- **Set problem**
Using the records provided below, locate and copy each line that contains the word "կառավարության".

## start Materials provided

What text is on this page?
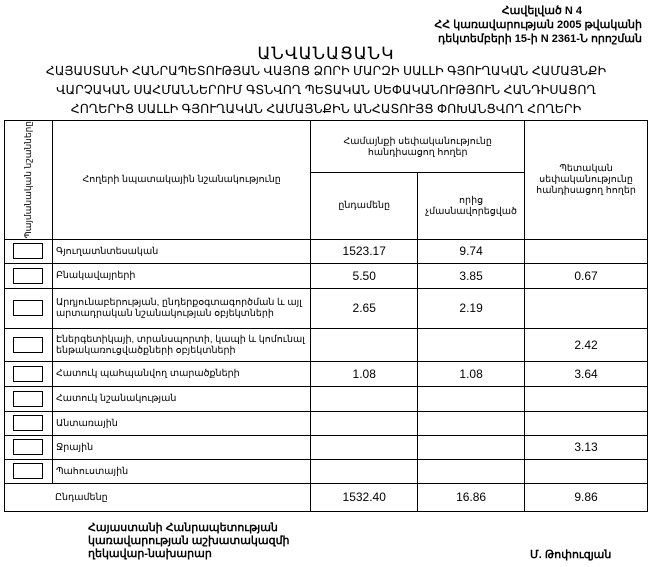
Հավելված N 4
ՀՀ կառավարության 2005 թվականի
դեկտեմբերի 15-ի N 2361-Ն որոշման
ԱՆՎԱՆԱՑԱՆԿ
ՀԱՅԱՍՏԱՆԻ ՀԱՆՐԱՊԵՏՈՒԹՅԱՆ ՎԱՅՈՑ ՁՈՐԻ ՄԱՐԶԻ ՍԱԼԼԻ ԳՅՈՒՂԱԿԱՆ ՀԱՄԱՅՆՔԻ
ՎԱՐՉԱԿԱՆ ՍԱՀՄԱՆՆԵՐՈՒՄ ԳՏՆՎՈՂ ՊԵՏԱԿԱՆ ՍԵՓԱԿԱՆՈՒԹՅՈՒՆ ՀԱՆԴԻՍԱՑՈՂ
ՀՈՂԵՐԻՑ ՍԱԼԼԻ ԳՅՈՒՂԱԿԱՆ ՀԱՄԱՅՆՔԻՆ ԱՆՀԱՏՈՒՅՑ ՓՈԽԱՆՑՎՈՂ ՀՈՂԵՐԻ
Պայմանական նշանները	Հողերի նպատակային նշանակությունը	Համայնքի սեփականությունը հանդիսացող հողեր		Պետական սեփականությունը հանդիսացող հողեր
		ընդամենը	որից չմասնավորեցված	

	Գյուղատնտեսական	1523.17	9.74	

	Բնակավայրերի	5.50	3.85	0.67

	Արդյունաբերության, ընդերքօգտագործման և այլ արտադրական նշանակության օբյեկտների	2.65	2.19	

	Էներգետիկայի, տրանսպորտի, կապի և կոմունալ ենթակառուցվածքների օբյեկտների			2.42

	Հատուկ պահպանվող տարածքների	1.08	1.08	3.64

	Հատուկ նշանակության			

	Անտառային			

	Ջրային			3.13

	Պահուստային			
Ընդամենը		1532.40	16.86	9.86
Հայաստանի Հանրապետության
կառավարության աշխատակազմի
ղեկավար-նախարար	Մ. Թոփուզյան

## end Materials provided

- **Response to the task**
ՀՀ կառավարության 2005 թվականի
կառավարության աշխատակազմի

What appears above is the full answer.